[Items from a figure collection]
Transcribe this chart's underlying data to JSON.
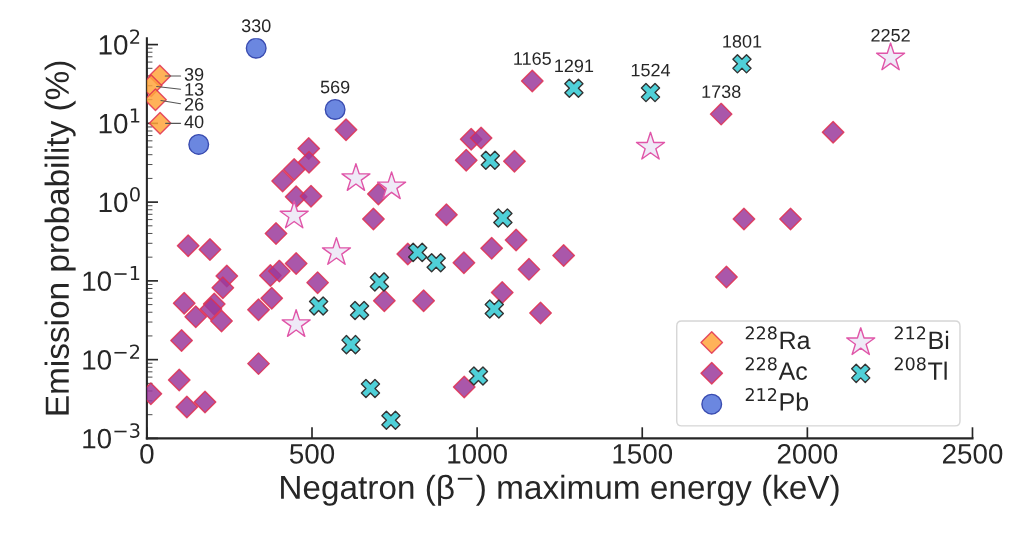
{
  "chart_data": {
    "type": "scatter",
    "xlabel": "Negatron (β$^{−}$) maximum energy (keV)",
    "ylabel": "Emission probability (%)",
    "log": "y",
    "grid": false,
    "legend": "bottom right",
    "xlim": [
      0,
      2500
    ],
    "xticks": [
      0,
      500,
      1000,
      1500,
      2000,
      2500
    ],
    "ylim": [
      0.001,
      120
    ],
    "yticks": [
      {
        "value": 0.001,
        "label": "10$^{−3}$"
      },
      {
        "value": 0.01,
        "label": "10$^{−2}$"
      },
      {
        "value": 0.1,
        "label": "10$^{−1}$"
      },
      {
        "value": 1,
        "label": "10$^{0}$"
      },
      {
        "value": 10,
        "label": "10$^{1}$"
      },
      {
        "value": 100,
        "label": "10$^{2}$"
      }
    ],
    "series": [
      {
        "name": "$^{228}$Ra",
        "color": "#ffa53c",
        "marker": "diamond",
        "x": [
          39,
          13,
          26,
          40
        ],
        "values": [
          40,
          30,
          20,
          10
        ]
      },
      {
        "name": "$^{228}$Ac",
        "color": "#9b3a9b",
        "marker": "diamond",
        "x": [
          603,
          982,
          1012,
          967,
          490,
          491,
          446,
          411,
          452,
          497,
          701,
          686,
          907,
          391,
          125,
          191,
          242,
          230,
          204,
          113,
          148,
          226,
          194,
          105,
          98,
          121,
          176,
          12,
          338,
          338,
          378,
          374,
          401,
          452,
          517,
          719,
          838,
          790,
          960,
          961,
          1167,
          1113,
          1044,
          1118,
          1157,
          1262,
          1076,
          1192,
          1739,
          2078,
          1808,
          1949,
          1755
        ],
        "values": [
          8.3,
          6.3,
          6.5,
          3.4,
          4.8,
          3.2,
          2.6,
          1.86,
          1.17,
          1.19,
          1.27,
          0.61,
          0.69,
          0.4,
          0.28,
          0.25,
          0.115,
          0.082,
          0.051,
          0.052,
          0.035,
          0.031,
          0.044,
          0.0175,
          0.0055,
          0.0025,
          0.0029,
          0.0037,
          0.0089,
          0.043,
          0.06,
          0.117,
          0.133,
          0.166,
          0.095,
          0.056,
          0.056,
          0.22,
          0.17,
          0.0045,
          34.5,
          3.3,
          0.26,
          0.33,
          0.14,
          0.21,
          0.071,
          0.039,
          13.1,
          7.7,
          0.61,
          0.61,
          0.112
        ]
      },
      {
        "name": "$^{212}$Pb",
        "color": "#6b87e0",
        "marker": "circle",
        "x": [
          157,
          331,
          570
        ],
        "values": [
          5.4,
          90,
          15
        ]
      },
      {
        "name": "$^{212}$Bi",
        "color": "#efeaf7",
        "marker": "star",
        "x": [
          446,
          633,
          741,
          574,
          452,
          1525,
          2252
        ],
        "values": [
          0.67,
          2.0,
          1.57,
          0.23,
          0.028,
          5.0,
          68
        ]
      },
      {
        "name": "$^{208}$Tl",
        "color": "#4fd0d8",
        "marker": "cross",
        "x": [
          520,
          644,
          618,
          704,
          677,
          739,
          820,
          876,
          1004,
          1040,
          1078,
          1052,
          1293,
          1525,
          1802
        ],
        "values": [
          0.048,
          0.042,
          0.0155,
          0.097,
          0.0043,
          0.0017,
          0.23,
          0.17,
          0.0062,
          3.4,
          0.63,
          0.044,
          27.9,
          24.6,
          57
        ]
      }
    ],
    "annotations": [
      {
        "text": "39",
        "x": 39,
        "y": 40
      },
      {
        "text": "13",
        "x": 13,
        "y": 30
      },
      {
        "text": "26",
        "x": 26,
        "y": 20
      },
      {
        "text": "40",
        "x": 40,
        "y": 10
      },
      {
        "text": "330",
        "x": 331,
        "y": 90
      },
      {
        "text": "569",
        "x": 570,
        "y": 15
      },
      {
        "text": "1165",
        "x": 1167,
        "y": 34.5
      },
      {
        "text": "1291",
        "x": 1293,
        "y": 27.9
      },
      {
        "text": "1524",
        "x": 1525,
        "y": 24.6
      },
      {
        "text": "1801",
        "x": 1802,
        "y": 57
      },
      {
        "text": "1738",
        "x": 1739,
        "y": 13.1
      },
      {
        "text": "2252",
        "x": 2252,
        "y": 68
      }
    ]
  }
}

- [What to produce]: Set down the records in full and exactly. Do not carry over any image.

- [Response below]:
Transcribe this chart's underlying data to JSON.
{
  "chart_data": {
    "type": "scatter",
    "xlabel": "Negatron (β$^{−}$) maximum energy (keV)",
    "ylabel": "Emission probability (%)",
    "log": "y",
    "grid": false,
    "legend": "bottom right",
    "xlim": [
      0,
      2500
    ],
    "xticks": [
      0,
      500,
      1000,
      1500,
      2000,
      2500
    ],
    "ylim": [
      0.001,
      120
    ],
    "yticks": [
      {
        "value": 0.001,
        "label": "10$^{−3}$"
      },
      {
        "value": 0.01,
        "label": "10$^{−2}$"
      },
      {
        "value": 0.1,
        "label": "10$^{−1}$"
      },
      {
        "value": 1,
        "label": "10$^{0}$"
      },
      {
        "value": 10,
        "label": "10$^{1}$"
      },
      {
        "value": 100,
        "label": "10$^{2}$"
      }
    ],
    "series": [
      {
        "name": "$^{228}$Ra",
        "color": "#ffa53c",
        "marker": "diamond",
        "x": [
          39,
          13,
          26,
          40
        ],
        "values": [
          40,
          30,
          20,
          10
        ]
      },
      {
        "name": "$^{228}$Ac",
        "color": "#9b3a9b",
        "marker": "diamond",
        "x": [
          603,
          982,
          1012,
          967,
          490,
          491,
          446,
          411,
          452,
          497,
          701,
          686,
          907,
          391,
          125,
          191,
          242,
          230,
          204,
          113,
          148,
          226,
          194,
          105,
          98,
          121,
          176,
          12,
          338,
          338,
          378,
          374,
          401,
          452,
          517,
          719,
          838,
          790,
          960,
          961,
          1167,
          1113,
          1044,
          1118,
          1157,
          1262,
          1076,
          1192,
          1739,
          2078,
          1808,
          1949,
          1755
        ],
        "values": [
          8.3,
          6.3,
          6.5,
          3.4,
          4.8,
          3.2,
          2.6,
          1.86,
          1.17,
          1.19,
          1.27,
          0.61,
          0.69,
          0.4,
          0.28,
          0.25,
          0.115,
          0.082,
          0.051,
          0.052,
          0.035,
          0.031,
          0.044,
          0.0175,
          0.0055,
          0.0025,
          0.0029,
          0.0037,
          0.0089,
          0.043,
          0.06,
          0.117,
          0.133,
          0.166,
          0.095,
          0.056,
          0.056,
          0.22,
          0.17,
          0.0045,
          34.5,
          3.3,
          0.26,
          0.33,
          0.14,
          0.21,
          0.071,
          0.039,
          13.1,
          7.7,
          0.61,
          0.61,
          0.112
        ]
      },
      {
        "name": "$^{212}$Pb",
        "color": "#6b87e0",
        "marker": "circle",
        "x": [
          157,
          331,
          570
        ],
        "values": [
          5.4,
          90,
          15
        ]
      },
      {
        "name": "$^{212}$Bi",
        "color": "#efeaf7",
        "marker": "star",
        "x": [
          446,
          633,
          741,
          574,
          452,
          1525,
          2252
        ],
        "values": [
          0.67,
          2.0,
          1.57,
          0.23,
          0.028,
          5.0,
          68
        ]
      },
      {
        "name": "$^{208}$Tl",
        "color": "#4fd0d8",
        "marker": "cross",
        "x": [
          520,
          644,
          618,
          704,
          677,
          739,
          820,
          876,
          1004,
          1040,
          1078,
          1052,
          1293,
          1525,
          1802
        ],
        "values": [
          0.048,
          0.042,
          0.0155,
          0.097,
          0.0043,
          0.0017,
          0.23,
          0.17,
          0.0062,
          3.4,
          0.63,
          0.044,
          27.9,
          24.6,
          57
        ]
      }
    ],
    "annotations": [
      {
        "text": "39",
        "x": 39,
        "y": 40
      },
      {
        "text": "13",
        "x": 13,
        "y": 30
      },
      {
        "text": "26",
        "x": 26,
        "y": 20
      },
      {
        "text": "40",
        "x": 40,
        "y": 10
      },
      {
        "text": "330",
        "x": 331,
        "y": 90
      },
      {
        "text": "569",
        "x": 570,
        "y": 15
      },
      {
        "text": "1165",
        "x": 1167,
        "y": 34.5
      },
      {
        "text": "1291",
        "x": 1293,
        "y": 27.9
      },
      {
        "text": "1524",
        "x": 1525,
        "y": 24.6
      },
      {
        "text": "1801",
        "x": 1802,
        "y": 57
      },
      {
        "text": "1738",
        "x": 1739,
        "y": 13.1
      },
      {
        "text": "2252",
        "x": 2252,
        "y": 68
      }
    ]
  }
}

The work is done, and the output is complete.